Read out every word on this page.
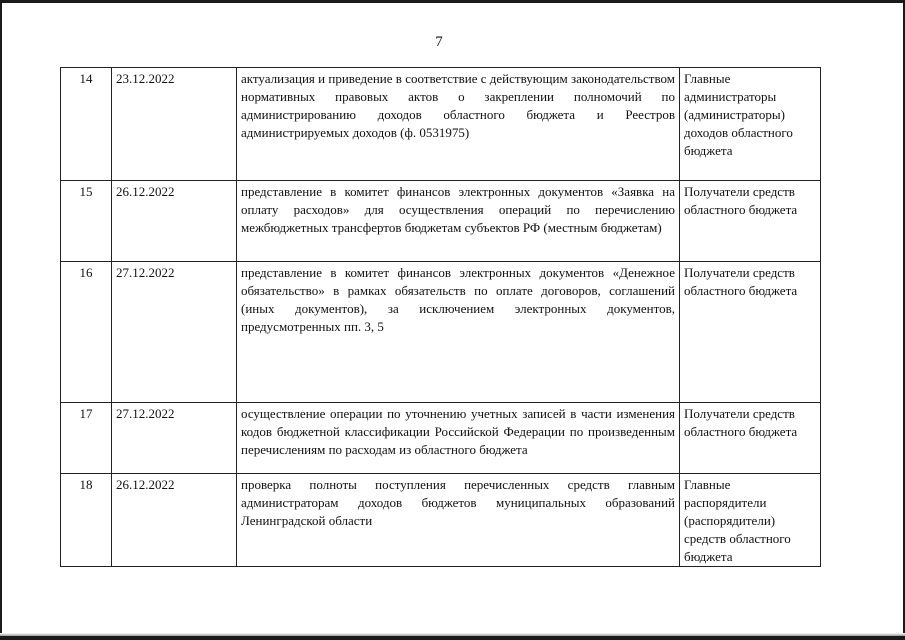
7
14	23.12.2022	актуализация и приведение в соответствие с действующим законодательством нормативных правовых актов о закреплении полномочий по администрированию доходов областного бюджета и Реестров администрируемых доходов (ф. 0531975)	Главные администраторы (администраторы) доходов областного бюджета
15	26.12.2022	представление в комитет финансов электронных документов «Заявка на оплату расходов» для осуществления операций по перечислению межбюджетных трансфертов бюджетам субъектов РФ (местным бюджетам)	Получатели средств областного бюджета
16	27.12.2022	представление в комитет финансов электронных документов «Денежное обязательство» в рамках обязательств по оплате договоров, соглашений (иных документов), за исключением электронных документов, предусмотренных пп. 3, 5	Получатели средств областного бюджета
17	27.12.2022	осуществление операции по уточнению учетных записей в части изменения кодов бюджетной классификации Российской Федерации по произведенным перечислениям по расходам из областного бюджета	Получатели средств областного бюджета
18	26.12.2022	проверка полноты поступления перечисленных средств главным администраторам доходов бюджетов муниципальных образований Ленинградской области	Главные распорядители (распорядители) средств областного бюджета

Aim of the exercise:
Across the records, count the lines holding the string "представление". Give the number and stop.

Exercise answer:
2